[Data for this task start]

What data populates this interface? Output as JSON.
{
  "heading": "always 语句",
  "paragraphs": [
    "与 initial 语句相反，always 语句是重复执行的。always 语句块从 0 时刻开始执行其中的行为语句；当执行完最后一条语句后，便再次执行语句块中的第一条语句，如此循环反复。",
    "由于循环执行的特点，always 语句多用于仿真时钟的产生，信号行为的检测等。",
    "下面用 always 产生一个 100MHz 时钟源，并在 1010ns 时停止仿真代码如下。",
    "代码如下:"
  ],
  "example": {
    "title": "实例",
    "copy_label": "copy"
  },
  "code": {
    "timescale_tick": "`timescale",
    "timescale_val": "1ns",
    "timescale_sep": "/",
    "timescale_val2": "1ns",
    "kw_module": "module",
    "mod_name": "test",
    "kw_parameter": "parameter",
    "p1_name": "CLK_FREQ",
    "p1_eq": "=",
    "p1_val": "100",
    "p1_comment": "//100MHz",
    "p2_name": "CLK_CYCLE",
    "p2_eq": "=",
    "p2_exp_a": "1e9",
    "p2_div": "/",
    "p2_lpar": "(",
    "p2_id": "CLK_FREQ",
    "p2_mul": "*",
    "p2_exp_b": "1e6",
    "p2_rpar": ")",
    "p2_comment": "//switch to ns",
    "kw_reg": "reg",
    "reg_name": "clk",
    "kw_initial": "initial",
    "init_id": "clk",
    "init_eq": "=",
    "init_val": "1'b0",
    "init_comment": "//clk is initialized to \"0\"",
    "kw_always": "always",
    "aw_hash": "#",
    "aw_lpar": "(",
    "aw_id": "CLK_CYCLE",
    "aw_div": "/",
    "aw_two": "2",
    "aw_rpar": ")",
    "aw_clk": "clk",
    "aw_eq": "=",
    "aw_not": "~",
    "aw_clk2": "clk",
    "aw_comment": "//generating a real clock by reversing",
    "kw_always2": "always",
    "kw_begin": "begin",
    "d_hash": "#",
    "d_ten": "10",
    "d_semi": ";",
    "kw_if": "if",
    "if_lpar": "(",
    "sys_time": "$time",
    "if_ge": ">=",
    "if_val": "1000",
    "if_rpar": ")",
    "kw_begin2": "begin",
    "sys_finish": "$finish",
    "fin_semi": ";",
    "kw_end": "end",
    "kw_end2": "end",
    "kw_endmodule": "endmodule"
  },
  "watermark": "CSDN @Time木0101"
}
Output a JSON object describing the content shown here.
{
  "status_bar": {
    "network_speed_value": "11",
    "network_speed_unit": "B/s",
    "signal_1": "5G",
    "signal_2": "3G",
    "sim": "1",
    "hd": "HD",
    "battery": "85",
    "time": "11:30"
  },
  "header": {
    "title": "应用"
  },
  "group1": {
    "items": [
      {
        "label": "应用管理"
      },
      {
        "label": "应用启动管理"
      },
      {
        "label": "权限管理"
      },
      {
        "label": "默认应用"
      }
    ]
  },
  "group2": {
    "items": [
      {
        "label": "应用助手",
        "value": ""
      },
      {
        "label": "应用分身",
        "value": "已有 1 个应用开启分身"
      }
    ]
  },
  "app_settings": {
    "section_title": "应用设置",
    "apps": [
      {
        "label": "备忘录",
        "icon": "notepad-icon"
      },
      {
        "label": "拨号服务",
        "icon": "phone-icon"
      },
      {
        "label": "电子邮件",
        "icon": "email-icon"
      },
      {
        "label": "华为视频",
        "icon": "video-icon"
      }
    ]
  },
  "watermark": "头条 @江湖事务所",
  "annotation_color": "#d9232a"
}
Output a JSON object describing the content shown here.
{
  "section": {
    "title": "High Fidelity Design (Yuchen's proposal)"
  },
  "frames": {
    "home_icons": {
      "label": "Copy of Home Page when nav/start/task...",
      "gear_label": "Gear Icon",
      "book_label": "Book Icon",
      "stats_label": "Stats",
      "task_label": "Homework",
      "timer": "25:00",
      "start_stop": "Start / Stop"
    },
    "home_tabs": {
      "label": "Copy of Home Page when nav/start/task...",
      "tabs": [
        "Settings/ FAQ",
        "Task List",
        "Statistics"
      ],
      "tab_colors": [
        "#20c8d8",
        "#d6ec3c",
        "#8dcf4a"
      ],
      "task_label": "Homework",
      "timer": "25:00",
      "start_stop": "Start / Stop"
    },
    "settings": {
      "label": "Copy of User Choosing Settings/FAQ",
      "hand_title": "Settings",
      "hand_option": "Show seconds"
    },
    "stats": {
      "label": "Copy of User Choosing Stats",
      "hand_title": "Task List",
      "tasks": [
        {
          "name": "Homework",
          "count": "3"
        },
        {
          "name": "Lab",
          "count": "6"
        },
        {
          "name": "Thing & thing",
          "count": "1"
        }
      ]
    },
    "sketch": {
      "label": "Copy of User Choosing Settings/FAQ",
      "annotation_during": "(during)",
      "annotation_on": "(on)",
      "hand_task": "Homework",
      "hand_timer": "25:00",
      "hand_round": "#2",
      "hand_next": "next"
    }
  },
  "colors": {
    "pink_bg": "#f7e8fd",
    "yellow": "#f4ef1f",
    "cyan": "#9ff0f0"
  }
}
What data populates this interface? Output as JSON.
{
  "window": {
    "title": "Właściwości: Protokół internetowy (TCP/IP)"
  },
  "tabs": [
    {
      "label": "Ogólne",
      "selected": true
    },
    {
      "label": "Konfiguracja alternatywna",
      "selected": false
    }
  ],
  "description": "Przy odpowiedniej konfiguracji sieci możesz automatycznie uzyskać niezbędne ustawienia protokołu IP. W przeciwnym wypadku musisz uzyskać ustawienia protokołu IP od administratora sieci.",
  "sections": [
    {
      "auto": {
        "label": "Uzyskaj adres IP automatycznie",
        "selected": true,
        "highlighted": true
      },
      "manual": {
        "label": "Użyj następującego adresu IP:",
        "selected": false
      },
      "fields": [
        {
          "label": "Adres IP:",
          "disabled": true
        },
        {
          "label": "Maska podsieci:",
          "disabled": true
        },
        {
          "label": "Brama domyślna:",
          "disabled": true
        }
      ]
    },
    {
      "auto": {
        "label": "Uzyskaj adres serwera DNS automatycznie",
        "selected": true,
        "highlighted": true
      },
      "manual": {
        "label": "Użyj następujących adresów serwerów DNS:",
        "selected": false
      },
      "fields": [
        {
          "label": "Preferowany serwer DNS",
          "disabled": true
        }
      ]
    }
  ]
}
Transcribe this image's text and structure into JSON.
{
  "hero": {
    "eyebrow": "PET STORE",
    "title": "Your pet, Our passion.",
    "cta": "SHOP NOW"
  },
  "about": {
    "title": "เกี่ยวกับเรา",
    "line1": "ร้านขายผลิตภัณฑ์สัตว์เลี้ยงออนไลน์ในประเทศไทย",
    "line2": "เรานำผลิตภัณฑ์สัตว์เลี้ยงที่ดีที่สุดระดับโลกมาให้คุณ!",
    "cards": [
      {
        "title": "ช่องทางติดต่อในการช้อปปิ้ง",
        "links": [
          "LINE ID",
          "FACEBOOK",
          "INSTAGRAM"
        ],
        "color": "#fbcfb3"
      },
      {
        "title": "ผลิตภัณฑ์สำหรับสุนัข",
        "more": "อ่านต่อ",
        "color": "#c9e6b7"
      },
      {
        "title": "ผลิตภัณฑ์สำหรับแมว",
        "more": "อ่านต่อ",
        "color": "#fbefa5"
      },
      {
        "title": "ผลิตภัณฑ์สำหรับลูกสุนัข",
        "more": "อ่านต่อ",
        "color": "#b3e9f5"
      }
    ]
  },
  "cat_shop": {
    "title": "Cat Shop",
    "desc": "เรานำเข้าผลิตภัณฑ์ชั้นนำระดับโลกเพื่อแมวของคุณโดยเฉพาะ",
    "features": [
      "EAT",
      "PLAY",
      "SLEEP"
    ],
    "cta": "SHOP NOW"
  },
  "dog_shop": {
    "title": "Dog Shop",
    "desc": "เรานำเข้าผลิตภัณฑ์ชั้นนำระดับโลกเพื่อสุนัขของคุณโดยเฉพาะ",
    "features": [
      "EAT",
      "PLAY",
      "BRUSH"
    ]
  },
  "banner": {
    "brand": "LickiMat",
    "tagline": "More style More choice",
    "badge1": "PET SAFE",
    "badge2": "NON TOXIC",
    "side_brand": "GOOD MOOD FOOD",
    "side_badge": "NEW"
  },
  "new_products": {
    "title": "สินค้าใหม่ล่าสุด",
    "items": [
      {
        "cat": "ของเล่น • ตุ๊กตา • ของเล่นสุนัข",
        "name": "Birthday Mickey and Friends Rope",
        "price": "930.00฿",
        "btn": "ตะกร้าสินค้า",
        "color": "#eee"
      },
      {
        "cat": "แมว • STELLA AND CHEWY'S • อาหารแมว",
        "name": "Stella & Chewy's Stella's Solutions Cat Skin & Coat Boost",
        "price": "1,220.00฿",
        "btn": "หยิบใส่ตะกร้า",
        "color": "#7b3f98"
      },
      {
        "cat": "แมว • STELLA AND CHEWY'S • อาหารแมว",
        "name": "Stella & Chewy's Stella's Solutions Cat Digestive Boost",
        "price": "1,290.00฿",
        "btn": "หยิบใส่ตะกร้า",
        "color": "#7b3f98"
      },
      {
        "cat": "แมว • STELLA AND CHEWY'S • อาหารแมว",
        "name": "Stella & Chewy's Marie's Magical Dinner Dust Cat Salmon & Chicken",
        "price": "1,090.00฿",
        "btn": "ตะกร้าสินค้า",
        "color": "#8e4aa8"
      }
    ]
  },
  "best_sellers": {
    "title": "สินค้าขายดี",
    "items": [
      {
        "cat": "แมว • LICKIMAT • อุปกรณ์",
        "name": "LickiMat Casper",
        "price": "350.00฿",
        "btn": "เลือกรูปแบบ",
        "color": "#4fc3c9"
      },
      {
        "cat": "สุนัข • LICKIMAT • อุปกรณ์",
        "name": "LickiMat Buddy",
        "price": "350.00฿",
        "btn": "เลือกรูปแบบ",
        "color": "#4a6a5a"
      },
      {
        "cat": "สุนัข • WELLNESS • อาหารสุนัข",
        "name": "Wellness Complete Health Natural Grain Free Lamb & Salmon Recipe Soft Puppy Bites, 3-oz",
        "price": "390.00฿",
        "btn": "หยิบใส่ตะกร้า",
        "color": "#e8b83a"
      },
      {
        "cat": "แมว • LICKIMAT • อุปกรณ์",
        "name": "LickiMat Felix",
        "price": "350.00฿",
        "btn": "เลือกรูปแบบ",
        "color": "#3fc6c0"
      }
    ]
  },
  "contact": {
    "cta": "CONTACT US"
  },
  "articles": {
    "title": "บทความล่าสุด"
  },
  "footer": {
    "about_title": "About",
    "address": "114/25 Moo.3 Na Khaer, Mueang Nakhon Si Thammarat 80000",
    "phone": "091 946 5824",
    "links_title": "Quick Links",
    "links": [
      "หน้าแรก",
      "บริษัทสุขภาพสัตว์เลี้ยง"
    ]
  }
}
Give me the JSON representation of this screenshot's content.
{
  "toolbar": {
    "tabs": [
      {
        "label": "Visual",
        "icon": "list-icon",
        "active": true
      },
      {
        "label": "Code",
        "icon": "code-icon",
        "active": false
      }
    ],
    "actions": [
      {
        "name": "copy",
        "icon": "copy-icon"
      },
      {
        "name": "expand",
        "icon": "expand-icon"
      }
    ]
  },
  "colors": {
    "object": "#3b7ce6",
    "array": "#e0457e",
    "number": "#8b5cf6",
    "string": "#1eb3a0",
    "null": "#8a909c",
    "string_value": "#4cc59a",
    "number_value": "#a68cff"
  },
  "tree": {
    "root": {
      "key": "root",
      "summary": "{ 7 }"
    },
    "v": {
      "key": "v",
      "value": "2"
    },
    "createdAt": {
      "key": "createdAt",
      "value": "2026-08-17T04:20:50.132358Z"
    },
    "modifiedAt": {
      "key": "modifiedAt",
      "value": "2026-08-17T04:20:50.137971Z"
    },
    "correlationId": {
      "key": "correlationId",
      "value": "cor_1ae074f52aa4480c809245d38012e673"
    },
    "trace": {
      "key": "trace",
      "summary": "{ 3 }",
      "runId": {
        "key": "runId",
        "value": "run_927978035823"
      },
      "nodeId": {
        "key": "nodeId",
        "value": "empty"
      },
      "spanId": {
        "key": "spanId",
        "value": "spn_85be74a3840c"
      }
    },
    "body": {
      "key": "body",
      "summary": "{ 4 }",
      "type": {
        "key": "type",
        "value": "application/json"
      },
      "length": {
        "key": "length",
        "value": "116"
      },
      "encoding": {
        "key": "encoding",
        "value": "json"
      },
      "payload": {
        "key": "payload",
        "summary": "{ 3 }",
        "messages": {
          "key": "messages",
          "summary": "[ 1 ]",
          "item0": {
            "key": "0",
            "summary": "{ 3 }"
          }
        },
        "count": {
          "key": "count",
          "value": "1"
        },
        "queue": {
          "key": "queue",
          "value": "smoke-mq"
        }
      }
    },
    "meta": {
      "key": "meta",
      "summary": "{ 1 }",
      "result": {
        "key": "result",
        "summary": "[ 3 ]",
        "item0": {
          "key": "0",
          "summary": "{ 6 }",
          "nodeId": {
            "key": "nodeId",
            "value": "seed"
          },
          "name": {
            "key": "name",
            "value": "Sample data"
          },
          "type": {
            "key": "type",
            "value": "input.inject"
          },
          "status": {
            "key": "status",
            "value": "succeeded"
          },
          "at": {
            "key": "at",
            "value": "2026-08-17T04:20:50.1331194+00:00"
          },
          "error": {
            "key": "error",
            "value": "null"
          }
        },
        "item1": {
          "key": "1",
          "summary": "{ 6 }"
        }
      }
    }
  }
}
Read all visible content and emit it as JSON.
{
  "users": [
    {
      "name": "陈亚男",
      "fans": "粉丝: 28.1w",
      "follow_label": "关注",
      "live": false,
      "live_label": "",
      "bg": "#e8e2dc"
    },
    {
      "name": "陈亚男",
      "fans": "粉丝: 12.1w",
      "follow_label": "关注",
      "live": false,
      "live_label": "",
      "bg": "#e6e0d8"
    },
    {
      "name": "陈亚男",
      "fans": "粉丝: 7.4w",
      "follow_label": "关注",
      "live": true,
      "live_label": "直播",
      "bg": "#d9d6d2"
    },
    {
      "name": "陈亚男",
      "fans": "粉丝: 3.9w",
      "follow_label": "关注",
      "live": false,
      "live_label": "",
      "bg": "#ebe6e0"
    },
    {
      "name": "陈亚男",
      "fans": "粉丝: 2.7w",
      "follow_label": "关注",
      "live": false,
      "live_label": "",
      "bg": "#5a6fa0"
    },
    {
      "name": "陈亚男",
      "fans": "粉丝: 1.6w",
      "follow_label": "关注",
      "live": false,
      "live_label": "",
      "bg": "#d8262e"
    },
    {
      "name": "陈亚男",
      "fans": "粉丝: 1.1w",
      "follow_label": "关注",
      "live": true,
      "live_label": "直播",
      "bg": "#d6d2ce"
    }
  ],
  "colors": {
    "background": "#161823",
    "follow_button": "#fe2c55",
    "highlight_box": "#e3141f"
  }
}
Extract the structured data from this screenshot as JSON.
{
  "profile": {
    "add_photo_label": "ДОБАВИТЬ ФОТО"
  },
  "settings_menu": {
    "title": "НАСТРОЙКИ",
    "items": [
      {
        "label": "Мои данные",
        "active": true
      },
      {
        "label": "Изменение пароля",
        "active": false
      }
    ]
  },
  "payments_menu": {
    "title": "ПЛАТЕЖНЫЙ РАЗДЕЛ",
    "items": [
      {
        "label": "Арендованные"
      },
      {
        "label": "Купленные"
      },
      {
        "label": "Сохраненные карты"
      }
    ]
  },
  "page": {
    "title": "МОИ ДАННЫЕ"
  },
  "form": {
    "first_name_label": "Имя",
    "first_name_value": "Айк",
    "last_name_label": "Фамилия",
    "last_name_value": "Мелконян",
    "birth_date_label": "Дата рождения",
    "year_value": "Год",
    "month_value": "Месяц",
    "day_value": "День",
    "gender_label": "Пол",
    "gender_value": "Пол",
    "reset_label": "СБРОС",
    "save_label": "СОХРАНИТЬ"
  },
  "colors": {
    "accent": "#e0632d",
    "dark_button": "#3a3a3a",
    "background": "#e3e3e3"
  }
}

[Data for this task end]

Instruction: Pull out all lines from the entries above that include the word "ณโดยเฉพาะ".

The reply:
    "desc": "เรานำเข้าผลิตภัณฑ์ชั้นนำระดับโลกเพื่อแมวของคุณโดยเฉพาะ",
    "desc": "เรานำเข้าผลิตภัณฑ์ชั้นนำระดับโลกเพื่อสุนัขของคุณโดยเฉพาะ",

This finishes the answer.